[STATED EXERCISE]
Please copy all the lines that follow, word for word.

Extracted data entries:

[BEGIN]

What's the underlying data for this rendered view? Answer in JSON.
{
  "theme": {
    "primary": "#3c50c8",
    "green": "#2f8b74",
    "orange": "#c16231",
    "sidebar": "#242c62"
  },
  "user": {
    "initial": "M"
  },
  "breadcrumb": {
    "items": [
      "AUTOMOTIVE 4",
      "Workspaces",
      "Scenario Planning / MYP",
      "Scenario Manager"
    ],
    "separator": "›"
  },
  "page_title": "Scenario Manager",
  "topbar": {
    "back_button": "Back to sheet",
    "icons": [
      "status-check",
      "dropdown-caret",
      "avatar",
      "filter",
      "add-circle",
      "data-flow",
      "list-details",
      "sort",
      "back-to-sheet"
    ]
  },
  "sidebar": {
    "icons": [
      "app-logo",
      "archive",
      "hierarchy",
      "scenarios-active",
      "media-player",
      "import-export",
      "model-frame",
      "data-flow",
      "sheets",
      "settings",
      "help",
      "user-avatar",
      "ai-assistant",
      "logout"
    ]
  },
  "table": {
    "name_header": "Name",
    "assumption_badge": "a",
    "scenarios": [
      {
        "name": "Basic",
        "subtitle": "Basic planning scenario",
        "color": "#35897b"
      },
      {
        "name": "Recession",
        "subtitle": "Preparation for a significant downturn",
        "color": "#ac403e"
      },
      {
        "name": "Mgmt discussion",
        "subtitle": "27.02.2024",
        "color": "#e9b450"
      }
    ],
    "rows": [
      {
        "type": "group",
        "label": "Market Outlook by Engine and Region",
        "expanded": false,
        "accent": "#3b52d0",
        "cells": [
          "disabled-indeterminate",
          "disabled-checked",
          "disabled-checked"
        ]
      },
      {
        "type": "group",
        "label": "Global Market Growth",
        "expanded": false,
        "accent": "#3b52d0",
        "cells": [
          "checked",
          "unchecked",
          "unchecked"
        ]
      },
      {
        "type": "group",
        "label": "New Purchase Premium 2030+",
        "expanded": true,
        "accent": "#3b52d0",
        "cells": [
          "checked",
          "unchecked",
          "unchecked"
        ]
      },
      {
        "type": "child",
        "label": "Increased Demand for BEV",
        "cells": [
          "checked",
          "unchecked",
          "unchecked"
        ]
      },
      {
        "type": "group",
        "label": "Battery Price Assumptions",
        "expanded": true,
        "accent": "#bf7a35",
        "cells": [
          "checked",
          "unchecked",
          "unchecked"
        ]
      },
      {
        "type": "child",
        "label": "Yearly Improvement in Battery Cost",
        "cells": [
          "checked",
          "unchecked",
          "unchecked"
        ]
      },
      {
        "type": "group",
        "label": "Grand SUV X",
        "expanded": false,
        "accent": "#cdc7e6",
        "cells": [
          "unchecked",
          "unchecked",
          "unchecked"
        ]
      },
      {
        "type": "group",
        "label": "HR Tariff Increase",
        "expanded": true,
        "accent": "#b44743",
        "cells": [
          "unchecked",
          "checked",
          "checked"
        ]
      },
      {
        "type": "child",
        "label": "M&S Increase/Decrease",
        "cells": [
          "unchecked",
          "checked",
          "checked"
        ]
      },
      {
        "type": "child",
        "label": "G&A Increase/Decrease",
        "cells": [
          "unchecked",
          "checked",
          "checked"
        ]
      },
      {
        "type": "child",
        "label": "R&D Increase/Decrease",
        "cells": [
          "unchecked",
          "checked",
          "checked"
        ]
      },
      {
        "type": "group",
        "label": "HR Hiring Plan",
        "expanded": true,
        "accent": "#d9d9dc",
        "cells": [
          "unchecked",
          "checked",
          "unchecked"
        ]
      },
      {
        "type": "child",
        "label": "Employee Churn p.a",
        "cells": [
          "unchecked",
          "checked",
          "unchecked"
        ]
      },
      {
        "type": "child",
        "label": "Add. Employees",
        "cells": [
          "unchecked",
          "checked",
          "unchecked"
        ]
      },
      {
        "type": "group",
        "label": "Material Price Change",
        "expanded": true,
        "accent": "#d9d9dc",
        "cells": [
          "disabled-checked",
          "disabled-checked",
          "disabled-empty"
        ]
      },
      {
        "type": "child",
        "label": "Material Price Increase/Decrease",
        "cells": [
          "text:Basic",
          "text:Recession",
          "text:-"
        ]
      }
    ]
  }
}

[END]

[SOLUTION TO THE EXERCISE]
What's the underlying data for this rendered view? Answer in JSON.
{
  "theme": {
    "primary": "#3c50c8",
    "green": "#2f8b74",
    "orange": "#c16231",
    "sidebar": "#242c62"
  },
  "user": {
    "initial": "M"
  },
  "breadcrumb": {
    "items": [
      "AUTOMOTIVE 4",
      "Workspaces",
      "Scenario Planning / MYP",
      "Scenario Manager"
    ],
    "separator": "›"
  },
  "page_title": "Scenario Manager",
  "topbar": {
    "back_button": "Back to sheet",
    "icons": [
      "status-check",
      "dropdown-caret",
      "avatar",
      "filter",
      "add-circle",
      "data-flow",
      "list-details",
      "sort",
      "back-to-sheet"
    ]
  },
  "sidebar": {
    "icons": [
      "app-logo",
      "archive",
      "hierarchy",
      "scenarios-active",
      "media-player",
      "import-export",
      "model-frame",
      "data-flow",
      "sheets",
      "settings",
      "help",
      "user-avatar",
      "ai-assistant",
      "logout"
    ]
  },
  "table": {
    "name_header": "Name",
    "assumption_badge": "a",
    "scenarios": [
      {
        "name": "Basic",
        "subtitle": "Basic planning scenario",
        "color": "#35897b"
      },
      {
        "name": "Recession",
        "subtitle": "Preparation for a significant downturn",
        "color": "#ac403e"
      },
      {
        "name": "Mgmt discussion",
        "subtitle": "27.02.2024",
        "color": "#e9b450"
      }
    ],
    "rows": [
      {
        "type": "group",
        "label": "Market Outlook by Engine and Region",
        "expanded": false,
        "accent": "#3b52d0",
        "cells": [
          "disabled-indeterminate",
          "disabled-checked",
          "disabled-checked"
        ]
      },
      {
        "type": "group",
        "label": "Global Market Growth",
        "expanded": false,
        "accent": "#3b52d0",
        "cells": [
          "checked",
          "unchecked",
          "unchecked"
        ]
      },
      {
        "type": "group",
        "label": "New Purchase Premium 2030+",
        "expanded": true,
        "accent": "#3b52d0",
        "cells": [
          "checked",
          "unchecked",
          "unchecked"
        ]
      },
      {
        "type": "child",
        "label": "Increased Demand for BEV",
        "cells": [
          "checked",
          "unchecked",
          "unchecked"
        ]
      },
      {
        "type": "group",
        "label": "Battery Price Assumptions",
        "expanded": true,
        "accent": "#bf7a35",
        "cells": [
          "checked",
          "unchecked",
          "unchecked"
        ]
      },
      {
        "type": "child",
        "label": "Yearly Improvement in Battery Cost",
        "cells": [
          "checked",
          "unchecked",
          "unchecked"
        ]
      },
      {
        "type": "group",
        "label": "Grand SUV X",
        "expanded": false,
        "accent": "#cdc7e6",
        "cells": [
          "unchecked",
          "unchecked",
          "unchecked"
        ]
      },
      {
        "type": "group",
        "label": "HR Tariff Increase",
        "expanded": true,
        "accent": "#b44743",
        "cells": [
          "unchecked",
          "checked",
          "checked"
        ]
      },
      {
        "type": "child",
        "label": "M&S Increase/Decrease",
        "cells": [
          "unchecked",
          "checked",
          "checked"
        ]
      },
      {
        "type": "child",
        "label": "G&A Increase/Decrease",
        "cells": [
          "unchecked",
          "checked",
          "checked"
        ]
      },
      {
        "type": "child",
        "label": "R&D Increase/Decrease",
        "cells": [
          "unchecked",
          "checked",
          "checked"
        ]
      },
      {
        "type": "group",
        "label": "HR Hiring Plan",
        "expanded": true,
        "accent": "#d9d9dc",
        "cells": [
          "unchecked",
          "checked",
          "unchecked"
        ]
      },
      {
        "type": "child",
        "label": "Employee Churn p.a",
        "cells": [
          "unchecked",
          "checked",
          "unchecked"
        ]
      },
      {
        "type": "child",
        "label": "Add. Employees",
        "cells": [
          "unchecked",
          "checked",
          "unchecked"
        ]
      },
      {
        "type": "group",
        "label": "Material Price Change",
        "expanded": true,
        "accent": "#d9d9dc",
        "cells": [
          "disabled-checked",
          "disabled-checked",
          "disabled-empty"
        ]
      },
      {
        "type": "child",
        "label": "Material Price Increase/Decrease",
        "cells": [
          "text:Basic",
          "text:Recession",
          "text:-"
        ]
      }
    ]
  }
}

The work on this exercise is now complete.